(GOAL OF THE EXERCISE)
Select lines where the word "Chicago" appears.

(MATERIAL PROVIDED)
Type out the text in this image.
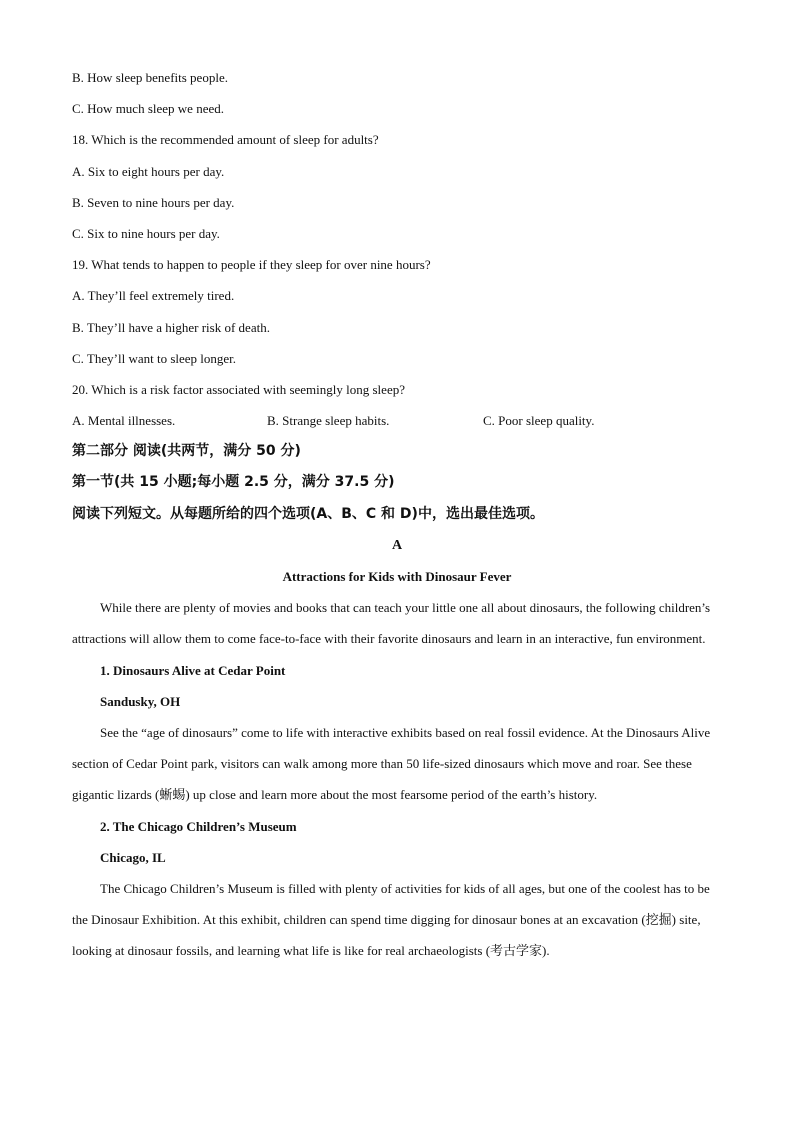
B. How sleep benefits people.
C. How much sleep we need.
18. Which is the recommended amount of sleep for adults?
A. Six to eight hours per day.
B. Seven to nine hours per day.
C. Six to nine hours per day.
19. What tends to happen to people if they sleep for over nine hours?
A. They’ll feel extremely tired.
B. They’ll have a higher risk of death.
C. They’ll want to sleep longer.
20. Which is a risk factor associated with seemingly long sleep?
A. Mental illnesses.	B. Strange sleep habits.	C. Poor sleep quality.
第二部分 阅读(共两节，满分 50 分)
第一节(共 15 小题;每小题 2.5 分，满分 37.5 分)
阅读下列短文。从每题所给的四个选项(A、B、C 和 D)中，选出最佳选项。
A
Attractions for Kids with Dinosaur Fever
While there are plenty of movies and books that can teach your little one all about dinosaurs, the following children’s attractions will allow them to come face-to-face with their favorite dinosaurs and learn in an interactive, fun environment.
1. Dinosaurs Alive at Cedar Point
Sandusky, OH
See the “age of dinosaurs” come to life with interactive exhibits based on real fossil evidence. At the Dinosaurs Alive section of Cedar Point park, visitors can walk among more than 50 life-sized dinosaurs which move and roar. See these gigantic lizards (蜥蜴) up close and learn more about the most fearsome period of the earth’s history.
2. The Chicago Children’s Museum
Chicago, IL
The Chicago Children’s Museum is filled with plenty of activities for kids of all ages, but one of the coolest has to be the Dinosaur Exhibition. At this exhibit, children can spend time digging for dinosaur bones at an excavation (挖掘) site, looking at dinosaur fossils, and learning what life is like for real archaeologists (考古学家).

(ANSWER TO THE EXERCISE)
2. The Chicago Children’s Museum
Chicago, IL
The Chicago Children’s Museum is filled with plenty of activities for kids of all ages, but one of the coolest has to be the Dinosaur Exhibition. At this exhibit, children can spend time digging for dinosaur bones at an excavation (挖掘) site, looking at dinosaur fossils, and learning what life is like for real archaeologists (考古学家).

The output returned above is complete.